— START OF Given records —

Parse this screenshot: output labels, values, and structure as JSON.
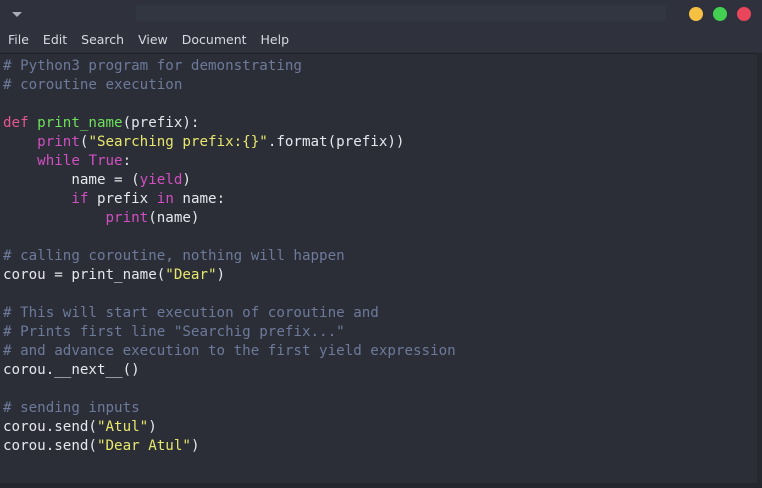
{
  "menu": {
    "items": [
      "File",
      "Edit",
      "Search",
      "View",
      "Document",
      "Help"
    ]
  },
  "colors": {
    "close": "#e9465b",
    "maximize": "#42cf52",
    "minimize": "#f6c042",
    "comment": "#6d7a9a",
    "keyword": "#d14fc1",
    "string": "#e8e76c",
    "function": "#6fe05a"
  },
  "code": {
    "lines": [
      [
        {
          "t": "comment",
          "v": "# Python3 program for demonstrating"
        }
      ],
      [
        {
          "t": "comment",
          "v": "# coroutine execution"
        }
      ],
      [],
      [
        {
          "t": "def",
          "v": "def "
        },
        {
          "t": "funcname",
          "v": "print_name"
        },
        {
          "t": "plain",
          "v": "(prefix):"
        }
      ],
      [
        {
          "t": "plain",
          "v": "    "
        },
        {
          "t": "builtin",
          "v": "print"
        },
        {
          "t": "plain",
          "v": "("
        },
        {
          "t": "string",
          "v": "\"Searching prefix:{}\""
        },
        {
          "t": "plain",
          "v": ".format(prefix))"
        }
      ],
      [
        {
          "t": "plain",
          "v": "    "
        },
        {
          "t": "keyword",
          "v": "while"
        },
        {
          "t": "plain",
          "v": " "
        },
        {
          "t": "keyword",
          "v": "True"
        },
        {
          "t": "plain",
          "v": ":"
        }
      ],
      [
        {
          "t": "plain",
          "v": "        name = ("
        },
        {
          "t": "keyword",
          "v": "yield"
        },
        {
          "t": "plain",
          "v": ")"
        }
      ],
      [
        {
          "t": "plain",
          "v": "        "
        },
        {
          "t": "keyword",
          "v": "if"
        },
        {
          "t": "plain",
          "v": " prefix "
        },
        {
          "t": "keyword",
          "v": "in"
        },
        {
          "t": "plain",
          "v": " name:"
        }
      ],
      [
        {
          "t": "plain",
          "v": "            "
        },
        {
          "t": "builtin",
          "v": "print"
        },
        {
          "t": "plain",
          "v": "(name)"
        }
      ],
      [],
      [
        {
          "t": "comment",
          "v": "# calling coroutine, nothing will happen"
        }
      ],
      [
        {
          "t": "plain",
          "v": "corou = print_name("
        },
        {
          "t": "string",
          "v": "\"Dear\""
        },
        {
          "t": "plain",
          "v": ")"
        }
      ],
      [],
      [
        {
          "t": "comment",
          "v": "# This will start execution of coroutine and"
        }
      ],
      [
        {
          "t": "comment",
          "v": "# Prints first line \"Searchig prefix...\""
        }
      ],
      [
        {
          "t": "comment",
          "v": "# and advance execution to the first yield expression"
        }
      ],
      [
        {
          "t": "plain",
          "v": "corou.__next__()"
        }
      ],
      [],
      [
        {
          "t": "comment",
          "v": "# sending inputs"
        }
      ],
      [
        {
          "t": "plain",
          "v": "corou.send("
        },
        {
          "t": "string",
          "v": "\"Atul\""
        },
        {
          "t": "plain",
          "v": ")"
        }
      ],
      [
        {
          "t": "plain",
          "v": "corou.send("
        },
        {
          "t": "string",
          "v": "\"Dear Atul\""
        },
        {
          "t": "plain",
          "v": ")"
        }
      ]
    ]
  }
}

— END OF Given records —

Generate a word-for-word copy of the preceding records, excluding all pictures.

Response to this exercise:
Parse this screenshot: output labels, values, and structure as JSON.
{
  "menu": {
    "items": [
      "File",
      "Edit",
      "Search",
      "View",
      "Document",
      "Help"
    ]
  },
  "colors": {
    "close": "#e9465b",
    "maximize": "#42cf52",
    "minimize": "#f6c042",
    "comment": "#6d7a9a",
    "keyword": "#d14fc1",
    "string": "#e8e76c",
    "function": "#6fe05a"
  },
  "code": {
    "lines": [
      [
        {
          "t": "comment",
          "v": "# Python3 program for demonstrating"
        }
      ],
      [
        {
          "t": "comment",
          "v": "# coroutine execution"
        }
      ],
      [],
      [
        {
          "t": "def",
          "v": "def "
        },
        {
          "t": "funcname",
          "v": "print_name"
        },
        {
          "t": "plain",
          "v": "(prefix):"
        }
      ],
      [
        {
          "t": "plain",
          "v": "    "
        },
        {
          "t": "builtin",
          "v": "print"
        },
        {
          "t": "plain",
          "v": "("
        },
        {
          "t": "string",
          "v": "\"Searching prefix:{}\""
        },
        {
          "t": "plain",
          "v": ".format(prefix))"
        }
      ],
      [
        {
          "t": "plain",
          "v": "    "
        },
        {
          "t": "keyword",
          "v": "while"
        },
        {
          "t": "plain",
          "v": " "
        },
        {
          "t": "keyword",
          "v": "True"
        },
        {
          "t": "plain",
          "v": ":"
        }
      ],
      [
        {
          "t": "plain",
          "v": "        name = ("
        },
        {
          "t": "keyword",
          "v": "yield"
        },
        {
          "t": "plain",
          "v": ")"
        }
      ],
      [
        {
          "t": "plain",
          "v": "        "
        },
        {
          "t": "keyword",
          "v": "if"
        },
        {
          "t": "plain",
          "v": " prefix "
        },
        {
          "t": "keyword",
          "v": "in"
        },
        {
          "t": "plain",
          "v": " name:"
        }
      ],
      [
        {
          "t": "plain",
          "v": "            "
        },
        {
          "t": "builtin",
          "v": "print"
        },
        {
          "t": "plain",
          "v": "(name)"
        }
      ],
      [],
      [
        {
          "t": "comment",
          "v": "# calling coroutine, nothing will happen"
        }
      ],
      [
        {
          "t": "plain",
          "v": "corou = print_name("
        },
        {
          "t": "string",
          "v": "\"Dear\""
        },
        {
          "t": "plain",
          "v": ")"
        }
      ],
      [],
      [
        {
          "t": "comment",
          "v": "# This will start execution of coroutine and"
        }
      ],
      [
        {
          "t": "comment",
          "v": "# Prints first line \"Searchig prefix...\""
        }
      ],
      [
        {
          "t": "comment",
          "v": "# and advance execution to the first yield expression"
        }
      ],
      [
        {
          "t": "plain",
          "v": "corou.__next__()"
        }
      ],
      [],
      [
        {
          "t": "comment",
          "v": "# sending inputs"
        }
      ],
      [
        {
          "t": "plain",
          "v": "corou.send("
        },
        {
          "t": "string",
          "v": "\"Atul\""
        },
        {
          "t": "plain",
          "v": ")"
        }
      ],
      [
        {
          "t": "plain",
          "v": "corou.send("
        },
        {
          "t": "string",
          "v": "\"Dear Atul\""
        },
        {
          "t": "plain",
          "v": ")"
        }
      ]
    ]
  }
}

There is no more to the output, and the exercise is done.